[Dataset items]
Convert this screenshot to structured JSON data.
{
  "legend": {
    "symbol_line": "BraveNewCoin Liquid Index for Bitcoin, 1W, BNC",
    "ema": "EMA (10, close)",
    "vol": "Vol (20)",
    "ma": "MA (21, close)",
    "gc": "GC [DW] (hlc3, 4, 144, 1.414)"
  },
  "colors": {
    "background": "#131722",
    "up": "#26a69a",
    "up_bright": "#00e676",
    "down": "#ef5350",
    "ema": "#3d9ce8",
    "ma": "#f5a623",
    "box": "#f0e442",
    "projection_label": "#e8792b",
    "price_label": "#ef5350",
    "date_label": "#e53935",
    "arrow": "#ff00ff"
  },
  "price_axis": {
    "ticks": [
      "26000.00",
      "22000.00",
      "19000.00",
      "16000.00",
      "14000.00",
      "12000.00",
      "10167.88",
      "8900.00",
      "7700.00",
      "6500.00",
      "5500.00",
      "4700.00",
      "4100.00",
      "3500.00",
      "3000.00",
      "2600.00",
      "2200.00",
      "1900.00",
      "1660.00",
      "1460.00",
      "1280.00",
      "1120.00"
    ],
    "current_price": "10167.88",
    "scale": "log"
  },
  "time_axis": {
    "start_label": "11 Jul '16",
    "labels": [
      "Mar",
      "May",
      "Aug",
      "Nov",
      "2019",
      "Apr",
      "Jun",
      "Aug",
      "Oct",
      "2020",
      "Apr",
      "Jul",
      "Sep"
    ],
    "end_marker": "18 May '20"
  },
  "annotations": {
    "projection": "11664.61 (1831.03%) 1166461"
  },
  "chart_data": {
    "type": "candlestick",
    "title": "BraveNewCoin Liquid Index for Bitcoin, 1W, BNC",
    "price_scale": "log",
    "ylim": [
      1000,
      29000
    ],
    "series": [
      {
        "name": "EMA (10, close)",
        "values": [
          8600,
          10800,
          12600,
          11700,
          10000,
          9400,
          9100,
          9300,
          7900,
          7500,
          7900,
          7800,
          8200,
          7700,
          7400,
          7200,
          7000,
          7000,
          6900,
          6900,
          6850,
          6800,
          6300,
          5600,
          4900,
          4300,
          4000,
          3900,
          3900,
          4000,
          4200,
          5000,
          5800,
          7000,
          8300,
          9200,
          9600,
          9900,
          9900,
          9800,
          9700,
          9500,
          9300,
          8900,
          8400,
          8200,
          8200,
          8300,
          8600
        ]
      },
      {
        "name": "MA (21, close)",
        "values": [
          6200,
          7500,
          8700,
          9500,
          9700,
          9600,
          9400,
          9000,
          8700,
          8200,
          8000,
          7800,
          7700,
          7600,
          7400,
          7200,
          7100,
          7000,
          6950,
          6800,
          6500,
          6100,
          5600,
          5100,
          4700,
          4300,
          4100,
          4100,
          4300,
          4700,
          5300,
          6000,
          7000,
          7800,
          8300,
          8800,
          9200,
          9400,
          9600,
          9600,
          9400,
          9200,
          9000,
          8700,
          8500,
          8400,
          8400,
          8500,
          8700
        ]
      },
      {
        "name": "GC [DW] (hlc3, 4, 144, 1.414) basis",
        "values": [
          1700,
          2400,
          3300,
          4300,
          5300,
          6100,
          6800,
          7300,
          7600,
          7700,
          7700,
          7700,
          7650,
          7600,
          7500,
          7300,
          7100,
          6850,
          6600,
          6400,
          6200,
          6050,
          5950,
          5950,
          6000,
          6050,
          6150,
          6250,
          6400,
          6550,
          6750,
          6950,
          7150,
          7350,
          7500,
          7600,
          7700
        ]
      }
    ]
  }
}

▶ _What to do_
Transcribe every record above exactly as it appears.

▶ _Written solution_
Convert this screenshot to structured JSON data.
{
  "legend": {
    "symbol_line": "BraveNewCoin Liquid Index for Bitcoin, 1W, BNC",
    "ema": "EMA (10, close)",
    "vol": "Vol (20)",
    "ma": "MA (21, close)",
    "gc": "GC [DW] (hlc3, 4, 144, 1.414)"
  },
  "colors": {
    "background": "#131722",
    "up": "#26a69a",
    "up_bright": "#00e676",
    "down": "#ef5350",
    "ema": "#3d9ce8",
    "ma": "#f5a623",
    "box": "#f0e442",
    "projection_label": "#e8792b",
    "price_label": "#ef5350",
    "date_label": "#e53935",
    "arrow": "#ff00ff"
  },
  "price_axis": {
    "ticks": [
      "26000.00",
      "22000.00",
      "19000.00",
      "16000.00",
      "14000.00",
      "12000.00",
      "10167.88",
      "8900.00",
      "7700.00",
      "6500.00",
      "5500.00",
      "4700.00",
      "4100.00",
      "3500.00",
      "3000.00",
      "2600.00",
      "2200.00",
      "1900.00",
      "1660.00",
      "1460.00",
      "1280.00",
      "1120.00"
    ],
    "current_price": "10167.88",
    "scale": "log"
  },
  "time_axis": {
    "start_label": "11 Jul '16",
    "labels": [
      "Mar",
      "May",
      "Aug",
      "Nov",
      "2019",
      "Apr",
      "Jun",
      "Aug",
      "Oct",
      "2020",
      "Apr",
      "Jul",
      "Sep"
    ],
    "end_marker": "18 May '20"
  },
  "annotations": {
    "projection": "11664.61 (1831.03%) 1166461"
  },
  "chart_data": {
    "type": "candlestick",
    "title": "BraveNewCoin Liquid Index for Bitcoin, 1W, BNC",
    "price_scale": "log",
    "ylim": [
      1000,
      29000
    ],
    "series": [
      {
        "name": "EMA (10, close)",
        "values": [
          8600,
          10800,
          12600,
          11700,
          10000,
          9400,
          9100,
          9300,
          7900,
          7500,
          7900,
          7800,
          8200,
          7700,
          7400,
          7200,
          7000,
          7000,
          6900,
          6900,
          6850,
          6800,
          6300,
          5600,
          4900,
          4300,
          4000,
          3900,
          3900,
          4000,
          4200,
          5000,
          5800,
          7000,
          8300,
          9200,
          9600,
          9900,
          9900,
          9800,
          9700,
          9500,
          9300,
          8900,
          8400,
          8200,
          8200,
          8300,
          8600
        ]
      },
      {
        "name": "MA (21, close)",
        "values": [
          6200,
          7500,
          8700,
          9500,
          9700,
          9600,
          9400,
          9000,
          8700,
          8200,
          8000,
          7800,
          7700,
          7600,
          7400,
          7200,
          7100,
          7000,
          6950,
          6800,
          6500,
          6100,
          5600,
          5100,
          4700,
          4300,
          4100,
          4100,
          4300,
          4700,
          5300,
          6000,
          7000,
          7800,
          8300,
          8800,
          9200,
          9400,
          9600,
          9600,
          9400,
          9200,
          9000,
          8700,
          8500,
          8400,
          8400,
          8500,
          8700
        ]
      },
      {
        "name": "GC [DW] (hlc3, 4, 144, 1.414) basis",
        "values": [
          1700,
          2400,
          3300,
          4300,
          5300,
          6100,
          6800,
          7300,
          7600,
          7700,
          7700,
          7700,
          7650,
          7600,
          7500,
          7300,
          7100,
          6850,
          6600,
          6400,
          6200,
          6050,
          5950,
          5950,
          6000,
          6050,
          6150,
          6250,
          6400,
          6550,
          6750,
          6950,
          7150,
          7350,
          7500,
          7600,
          7700
        ]
      }
    ]
  }
}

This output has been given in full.